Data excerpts
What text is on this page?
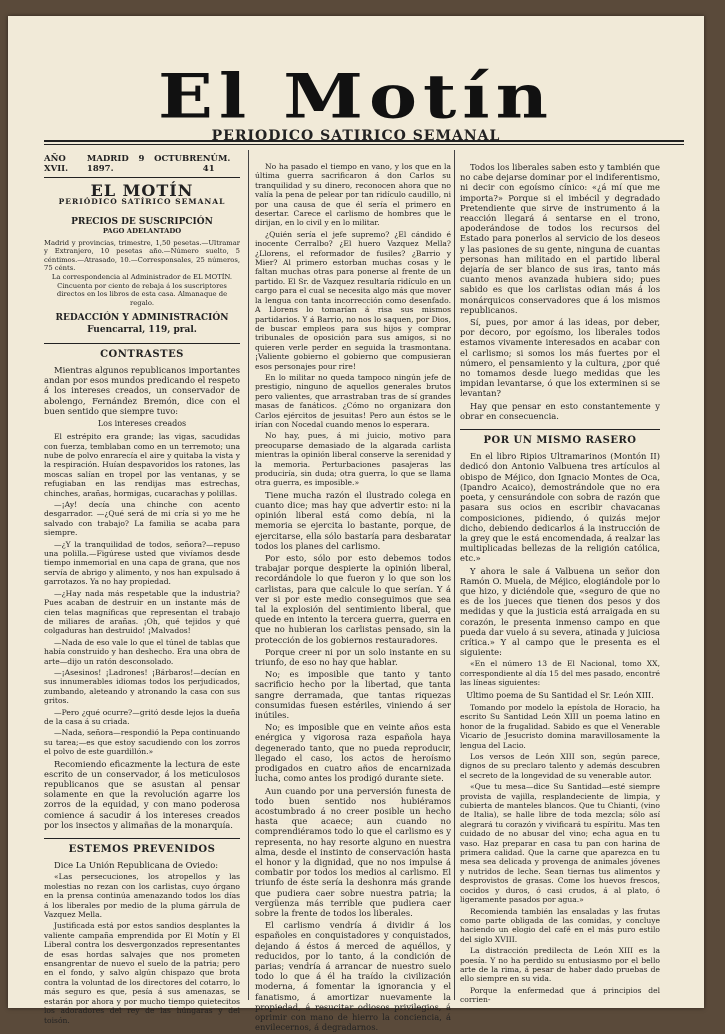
El Motín
PERIODICO SATIRICO SEMANAL
AÑO XVII.
MADRID 9 OCTUBRE 1897.
NÚM. 41
EL MOTÍN
PERIÓDICO SATÍRICO SEMANAL
PRECIOS DE SUSCRIPCIÓN
PAGO ADELANTADO
Madrid y provincias, trimestre, 1,50 pesetas.—Ultramar y Extranjero, 10 pesetas año.—Número suelto, 5 céntimos.—Atrasado, 10.—Corresponsales, 25 números, 75 cénts.
La correspondencia al Administrador de EL MOTÍN.
Cincuenta por ciento de rebaja á los suscriptores directos en los libros de esta casa. Almanaque de regalo.
REDACCIÓN Y ADMINISTRACIÓN
Fuencarral, 119, pral.
CONTRASTES

Mientras algunos republicanos importantes andan por esos mundos predicando el respeto á los intereses creados, un conservador de abolengo, Fernández Bremón, dice con el buen sentido que siempre tuvo:

Los intereses creados

El estrépito era grande; las vigas, sacudidas con fuerza, temblaban como en un terremoto; una nube de polvo enrarecía el aire y quitaba la vista y la respiración. Huían despavoridos los ratones, las moscas salían en tropel por las ventanas, y se refugiaban en las rendijas mas estrechas, chinches, arañas, hormigas, cucarachas y polillas.

—¡Ay! decía una chinche con acento desgarrador. —¿Qué será de mi cría si yo me he salvado con trabajo? La familia se acaba para siempre.

—¿Y la tranquilidad de todos, señora?—repuso una polilla.—Figúrese usted que vivíamos desde tiempo inmemorial en una capa de grana, que nos servía de abrigo y alimento, y nos han expulsado á garrotazos. Ya no hay propiedad.

—¿Hay nada más respetable que la industria? Pues acaban de destruir en un instante más de cien telas magníficas que representan el trabajo de miliares de arañas. ¡Oh, qué tejidos y qué colgaduras han destruido! ¡Malvados!

—Nada de eso vale lo que el túnel de tablas que había construido y han deshecho. Era una obra de arte—dijo un ratón desconsolado.

—¡Asesinos! ¡Ladrones! ¡Bárbaros!—decían en sus innumerables idiomas todos los perjudicados, zumbando, aleteando y atronando la casa con sus gritos.

—Pero ¿qué ocurre?—gritó desde lejos la dueña de la casa á su criada.

—Nada, señora—respondió la Pepa continuando su tarea;—es que estoy sacudiendo con los zorros el polvo de este guardillón.»

Recomiendo eficazmente la lectura de este escrito de un conservador, á los meticulosos republicanos que se asustan al pensar solamente en que la revolución agarre los zorros de la equidad, y con mano poderosa comience á sacudir á los intereses creados por los insectos y alimañas de la monarquía.

ESTEMOS PREVENIDOS

Dice La Unión Republicana de Oviedo:

«Las persecuciones, los atropellos y las molestias no rezan con los carlistas, cuyo órgano en la prensa continúa amenazando todos los días á los liberales por medio de la pluma gárrula de Vazquez Mella.

Justificada está por estos sandios desplantes la valiente campaña emprendida por El Motín y El Liberal contra los desvergonzados representantes de esas hordas salvajes que nos prometen ensangrentar de nuevo el suelo de la patria; pero en el fondo, y salvo algún chispazo que brota contra la voluntad de los directores del cotarro, lo más seguro es que, pesía á sus amenazas, se estarán por ahora y por mucho tiempo quietecitos los adoradores del rey de las húngaras y del toisón.

No ha pasado el tiempo en vano, y los que en la última guerra sacrificaron á don Carlos su tranquilidad y su dinero, reconocen ahora que no valía la pena de pelear por tan ridículo caudillo, ni por una causa de que él sería el primero en desertar. Carece el carlismo de hombres que le dirijan, en lo civil y en lo militar.

¿Quién sería el jefe supremo? ¿El cándido é inocente Cerralbo? ¿El huero Vazquez Mella? ¿Llorens, el reformador de fusiles? ¿Barrio y Mier? Al primero estorban muchas cosas y le faltan muchas otras para ponerse al frente de un partido. El Sr. de Vazquez resultaría ridículo en un cargo para el cual se necesita algo más que mover la lengua con tanta incorrección como desenfado. A Llorens lo tomarían á risa sus mismos partidarios. Y á Barrio, no nos lo saquen, por Dios, de buscar empleos para sus hijos y comprar tribunales de oposición para sus amigos, si no quieren verle perder en seguida la trasmontana. ¡Valiente gobierno el gobierno que compusieran esos personajes pour rire!

En lo militar no queda tampoco ningún jefe de prestigio, ninguno de aquellos generales brutos pero valientes, que arrastraban tras de sí grandes masas de fanáticos. ¿Cómo no organizara don Carlos ejércitos de jesuitas! Pero aun éstos se le irían con Nocedal cuando menos lo esperara.

No hay, pues, á mi juicio, motivo para preocuparse demasiado de la algarada carlista mientras la opinión liberal conserve la serenidad y la memoria. Perturbaciones pasajeras las produciría, sin duda; otra guerra, lo que se llama otra guerra, es imposible.»

Tiene mucha razón el ilustrado colega en cuanto dice; mas hay que advertir esto: ni la opinión liberal está como debía, ni la memoria se ejercita lo bastante, porque, de ejercitarse, ella sólo bastaría para desbaratar todos los planes del carlismo.

Por esto, sólo por esto debemos todos trabajar porque despierte la opinión liberal, recordándole lo que fueron y lo que son los carlistas, para que calcule lo que serían. Y á ver si por este medio conseguimos que sea tal la explosión del sentimiento liberal, que quede en intento la tercera guerra, guerra en que no hubieran los carlistas pensado, sin la protección de los gobiernos restauradores.

Porque creer ni por un solo instante en su triunfo, de eso no hay que hablar.

No; es imposible que tanto y tanto sacrificio hecho por la libertad, que tanta sangre derramada, que tantas riquezas consumidas fuesen estériles, viniendo á ser inútiles.

No; es imposible que en veinte años esta enérgica y vigorosa raza española haya degenerado tanto, que no pueda reproducir, llegado el caso, los actos de heroísmo prodigados en cuatro años de encarnizada lucha, como antes los prodigó durante siete.

Aun cuando por una perversión funesta de todo buen sentido nos hubiéramos acostumbrado á no creer posible un hecho hasta que acaece; aun cuando no comprendiéramos todo lo que el carlismo es y representa, no hay resorte alguno en nuestra alma, desde el instinto de conservación hasta el honor y la dignidad, que no nos impulse á combatir por todos los medios al carlismo. El triunfo de éste sería la deshonra más grande que pudiera caer sobre nuestra patria; la vergüenza más terrible que pudiera caer sobre la frente de todos los liberales.

El carlismo vendría á dividir á los españoles en conquistadores y conquistados, dejando á éstos á merced de aquéllos, y reducidos, por lo tanto, á la condición de parias; vendría á arrancar de nuestro suelo todo lo que á él ha traído la civilización moderna, á fomentar la ignorancia y el fanatismo, á amortizar nuevamente la propiedad, á resucitar odiosos privilegios, á oprimir con mano de hierro la conciencia, á envilecernos, á degradarnos.

Todos los liberales saben esto y también que no cabe dejarse dominar por el indiferentismo, ni decir con egoísmo cínico: «¿á mí que me importa?» Porque si el imbécil y degradado Pretendiente que sirve de instrumento á la reacción llegará á sentarse en el trono, apoderándose de todos los recursos del Estado para ponerlos al servicio de los deseos y las pasiones de su gente, ninguna de cuantas personas han militado en el partido liberal dejaría de ser blanco de sus iras, tanto más cuanto menos avanzada hubiera sido; pues sabido es que los carlistas odian más á los monárquicos conservadores que á los mismos republicanos.

Sí, pues, por amor á las ideas, por deber, por decoro, por egoísmo, los liberales todos estamos vivamente interesados en acabar con el carlismo; si somos los más fuertes por el número, el pensamiento y la cultura, ¿por qué no tomamos desde luego medidas que les impidan levantarse, ó que los exterminen si se levantan?

Hay que pensar en esto constantemente y obrar en consecuencia.

POR UN MISMO RASERO

En el libro Ripios Ultramarinos (Montón II) dedicó don Antonio Valbuena tres artículos al obispo de Méjico, don Ignacio Montes de Oca, (Ipandro Acaico), demostrándole que no era poeta, y censurándole con sobra de razón que pasara sus ocios en escribir chavacanas composiciones, pidiendo, ó quizás mejor dicho, debiendo dedicarlos á la instrucción de la grey que le está encomendada, á realzar las multiplicadas bellezas de la religión católica, etc.»

Y ahora le sale á Valbuena un señor don Ramón O. Muela, de Méjico, elogiándole por lo que hizo, y diciéndole que, «seguro de que no es de los jueces que tienen dos pesos y dos medidas y que la justicia está arraigada en su corazón, le presenta inmenso campo en que pueda dar vuelo á su severa, atinada y juiciosa crítica.» Y al campo que le presenta es el siguiente:

«En el número 13 de El Nacional, tomo XX, correspondiente al día 15 del mes pasado, encontré las líneas siguientes:

Ultimo poema de Su Santidad el Sr. León XIII.

Tomando por modelo la epístola de Horacio, ha escrito Su Santidad León XIII un poema latino en honor de la frugalidad. Sabido es que el Venerable Vicario de Jesucristo domina maravillosamente la lengua del Lacio.

Los versos de León XIII son, según parece, dignos de su preclaro talento y además descubren el secreto de la longevidad de su venerable autor.

«Que tu mesa—dice Su Santidad—esté siempre provista de vajilla, resplandeciente de limpia, y cubierta de manteles blancos. Que tu Chianti, (vino de Italia), se halle libre de toda mezcla; sólo así alegrará tu corazón y vivificará tu espíritu. Mas ten cuidado de no abusar del vino; echa agua en tu vaso. Haz preparar en casa tu pan con harina de primera calidad. Que la carne que aparezca en tu mesa sea delicada y provenga de animales jóvenes y nutridos de leche. Sean tiernas tus alimentos y desprovistos de grasas. Come los huevos frescos, cocidos y duros, ó casi crudos, á al plato, ó ligeramente pasados por agua.»

Recomienda también las ensaladas y las frutas como parte obligada de las comidas, y concluye haciendo un elogio del café en el más puro estilo del siglo XVIII.

La distracción predilecta de León XIII es la poesía. Y no ha perdido su entusiasmo por el bello arte de la rima, á pesar de haber dado pruebas de ello siempre en su vida.

Porque la enfermedad que á principios del corrien-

• YOUR TASK:
Each line above that holds the string "SEMANAL" should be copied and shown.

• RESULT OF THE EXERCISE:
PERIODICO SATIRICO SEMANAL
PERIÓDICO SATÍRICO SEMANAL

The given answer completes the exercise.